#### SHORT PROBLEM:
Pick out every line holding the string "Management" and copy it.

-----

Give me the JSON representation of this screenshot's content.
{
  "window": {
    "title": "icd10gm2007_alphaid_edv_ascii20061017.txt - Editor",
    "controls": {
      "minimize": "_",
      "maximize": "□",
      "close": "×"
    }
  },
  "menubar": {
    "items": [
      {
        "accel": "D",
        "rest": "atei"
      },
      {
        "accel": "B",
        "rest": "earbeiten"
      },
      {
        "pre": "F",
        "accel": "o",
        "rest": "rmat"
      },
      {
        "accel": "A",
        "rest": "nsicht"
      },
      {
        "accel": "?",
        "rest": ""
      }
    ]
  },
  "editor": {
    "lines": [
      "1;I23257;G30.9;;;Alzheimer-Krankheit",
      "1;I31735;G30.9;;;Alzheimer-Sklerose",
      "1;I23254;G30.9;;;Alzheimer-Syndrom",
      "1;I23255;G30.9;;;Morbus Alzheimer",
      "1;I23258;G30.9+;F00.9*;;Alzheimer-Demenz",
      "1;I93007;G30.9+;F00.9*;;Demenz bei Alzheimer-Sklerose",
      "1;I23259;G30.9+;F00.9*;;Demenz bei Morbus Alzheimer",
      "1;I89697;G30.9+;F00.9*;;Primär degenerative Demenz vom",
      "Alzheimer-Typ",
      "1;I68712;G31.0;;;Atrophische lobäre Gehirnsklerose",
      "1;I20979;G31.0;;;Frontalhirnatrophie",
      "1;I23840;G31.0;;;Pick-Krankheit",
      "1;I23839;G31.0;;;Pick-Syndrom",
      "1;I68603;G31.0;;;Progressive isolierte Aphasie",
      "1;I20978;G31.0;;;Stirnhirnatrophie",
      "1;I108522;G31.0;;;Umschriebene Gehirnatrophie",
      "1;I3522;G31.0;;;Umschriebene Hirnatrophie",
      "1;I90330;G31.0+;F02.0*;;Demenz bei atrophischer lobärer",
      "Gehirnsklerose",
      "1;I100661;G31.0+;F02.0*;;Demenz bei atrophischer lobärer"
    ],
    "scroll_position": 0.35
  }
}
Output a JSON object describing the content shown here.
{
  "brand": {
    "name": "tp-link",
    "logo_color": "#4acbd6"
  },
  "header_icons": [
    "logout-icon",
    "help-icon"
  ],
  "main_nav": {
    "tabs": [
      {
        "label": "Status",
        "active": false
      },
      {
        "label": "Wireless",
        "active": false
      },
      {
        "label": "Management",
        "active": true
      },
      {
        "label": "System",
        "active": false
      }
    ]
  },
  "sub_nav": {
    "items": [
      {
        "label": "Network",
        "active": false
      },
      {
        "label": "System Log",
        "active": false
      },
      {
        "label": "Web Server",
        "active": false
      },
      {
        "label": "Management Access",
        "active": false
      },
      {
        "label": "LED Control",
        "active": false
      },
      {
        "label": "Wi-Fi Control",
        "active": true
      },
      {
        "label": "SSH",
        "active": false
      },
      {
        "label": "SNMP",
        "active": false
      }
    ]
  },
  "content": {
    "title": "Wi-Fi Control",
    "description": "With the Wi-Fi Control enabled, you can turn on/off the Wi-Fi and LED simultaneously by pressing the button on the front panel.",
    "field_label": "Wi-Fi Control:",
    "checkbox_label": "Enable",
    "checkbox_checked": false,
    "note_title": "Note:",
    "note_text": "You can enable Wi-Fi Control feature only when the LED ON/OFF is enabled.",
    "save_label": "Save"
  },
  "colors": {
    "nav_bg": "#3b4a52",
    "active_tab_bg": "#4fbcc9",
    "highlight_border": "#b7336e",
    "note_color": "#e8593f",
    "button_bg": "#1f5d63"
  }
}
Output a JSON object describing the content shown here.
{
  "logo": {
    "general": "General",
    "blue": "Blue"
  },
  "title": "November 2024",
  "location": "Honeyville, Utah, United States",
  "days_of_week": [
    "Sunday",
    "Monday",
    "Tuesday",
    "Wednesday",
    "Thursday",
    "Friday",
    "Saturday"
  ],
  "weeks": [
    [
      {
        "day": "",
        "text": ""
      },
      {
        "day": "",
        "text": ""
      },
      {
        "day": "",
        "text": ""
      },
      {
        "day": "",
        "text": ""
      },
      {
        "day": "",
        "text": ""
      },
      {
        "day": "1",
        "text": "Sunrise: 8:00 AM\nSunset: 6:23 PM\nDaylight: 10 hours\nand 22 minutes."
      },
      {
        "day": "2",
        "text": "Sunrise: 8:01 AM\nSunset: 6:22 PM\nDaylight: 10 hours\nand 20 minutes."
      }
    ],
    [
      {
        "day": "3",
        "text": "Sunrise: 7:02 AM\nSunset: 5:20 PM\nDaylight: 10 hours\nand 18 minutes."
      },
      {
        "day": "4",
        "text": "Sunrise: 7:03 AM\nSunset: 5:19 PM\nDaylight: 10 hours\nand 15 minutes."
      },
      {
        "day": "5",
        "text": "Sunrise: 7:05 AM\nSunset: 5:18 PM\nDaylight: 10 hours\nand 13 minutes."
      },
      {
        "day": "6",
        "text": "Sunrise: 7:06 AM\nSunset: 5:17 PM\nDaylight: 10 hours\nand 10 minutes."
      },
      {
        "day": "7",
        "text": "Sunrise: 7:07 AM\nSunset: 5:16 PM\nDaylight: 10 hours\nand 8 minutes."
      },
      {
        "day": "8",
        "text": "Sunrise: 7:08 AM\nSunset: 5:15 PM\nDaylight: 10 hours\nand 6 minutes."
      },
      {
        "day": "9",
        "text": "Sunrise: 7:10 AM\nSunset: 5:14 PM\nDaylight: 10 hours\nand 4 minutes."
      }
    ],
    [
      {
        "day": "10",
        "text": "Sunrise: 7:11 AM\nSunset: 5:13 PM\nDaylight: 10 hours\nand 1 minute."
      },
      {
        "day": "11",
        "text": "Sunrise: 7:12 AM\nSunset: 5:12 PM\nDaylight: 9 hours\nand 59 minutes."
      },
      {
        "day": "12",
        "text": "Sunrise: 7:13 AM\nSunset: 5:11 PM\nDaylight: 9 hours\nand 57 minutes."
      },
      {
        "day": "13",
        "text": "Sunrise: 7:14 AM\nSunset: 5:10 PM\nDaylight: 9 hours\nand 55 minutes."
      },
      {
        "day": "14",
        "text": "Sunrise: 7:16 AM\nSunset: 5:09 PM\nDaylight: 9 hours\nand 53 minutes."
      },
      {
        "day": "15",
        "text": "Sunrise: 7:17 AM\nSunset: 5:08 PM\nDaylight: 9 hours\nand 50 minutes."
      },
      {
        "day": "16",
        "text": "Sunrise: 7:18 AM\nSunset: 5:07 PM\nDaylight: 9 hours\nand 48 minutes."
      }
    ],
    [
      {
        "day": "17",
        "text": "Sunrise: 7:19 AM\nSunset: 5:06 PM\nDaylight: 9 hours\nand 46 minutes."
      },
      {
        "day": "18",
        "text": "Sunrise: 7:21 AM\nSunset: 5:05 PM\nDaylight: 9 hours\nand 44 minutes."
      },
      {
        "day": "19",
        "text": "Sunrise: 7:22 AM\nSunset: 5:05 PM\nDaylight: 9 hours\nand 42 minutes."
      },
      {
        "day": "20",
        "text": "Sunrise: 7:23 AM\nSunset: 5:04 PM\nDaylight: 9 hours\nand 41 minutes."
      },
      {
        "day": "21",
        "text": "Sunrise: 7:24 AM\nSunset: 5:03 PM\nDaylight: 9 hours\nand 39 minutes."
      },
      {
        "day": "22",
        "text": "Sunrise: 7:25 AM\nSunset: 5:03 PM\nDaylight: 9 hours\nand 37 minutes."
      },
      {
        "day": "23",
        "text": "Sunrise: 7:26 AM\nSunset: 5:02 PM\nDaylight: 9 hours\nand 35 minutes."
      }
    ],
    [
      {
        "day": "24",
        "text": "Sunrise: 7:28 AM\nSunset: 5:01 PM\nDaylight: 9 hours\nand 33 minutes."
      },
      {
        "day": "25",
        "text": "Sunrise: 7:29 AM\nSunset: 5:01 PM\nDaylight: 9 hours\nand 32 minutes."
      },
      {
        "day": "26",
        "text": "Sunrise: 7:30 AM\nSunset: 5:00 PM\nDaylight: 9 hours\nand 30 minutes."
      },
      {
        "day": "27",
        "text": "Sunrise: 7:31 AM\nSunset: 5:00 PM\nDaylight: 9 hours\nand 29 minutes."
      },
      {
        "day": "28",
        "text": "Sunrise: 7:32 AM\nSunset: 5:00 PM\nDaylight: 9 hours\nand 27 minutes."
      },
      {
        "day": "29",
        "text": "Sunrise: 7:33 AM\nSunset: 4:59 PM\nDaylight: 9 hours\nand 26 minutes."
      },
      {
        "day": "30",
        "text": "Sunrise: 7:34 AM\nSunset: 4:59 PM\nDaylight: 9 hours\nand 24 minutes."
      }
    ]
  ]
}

-----

#### WRITTEN REPLY:
        "label": "Management",
        "label": "Management Access",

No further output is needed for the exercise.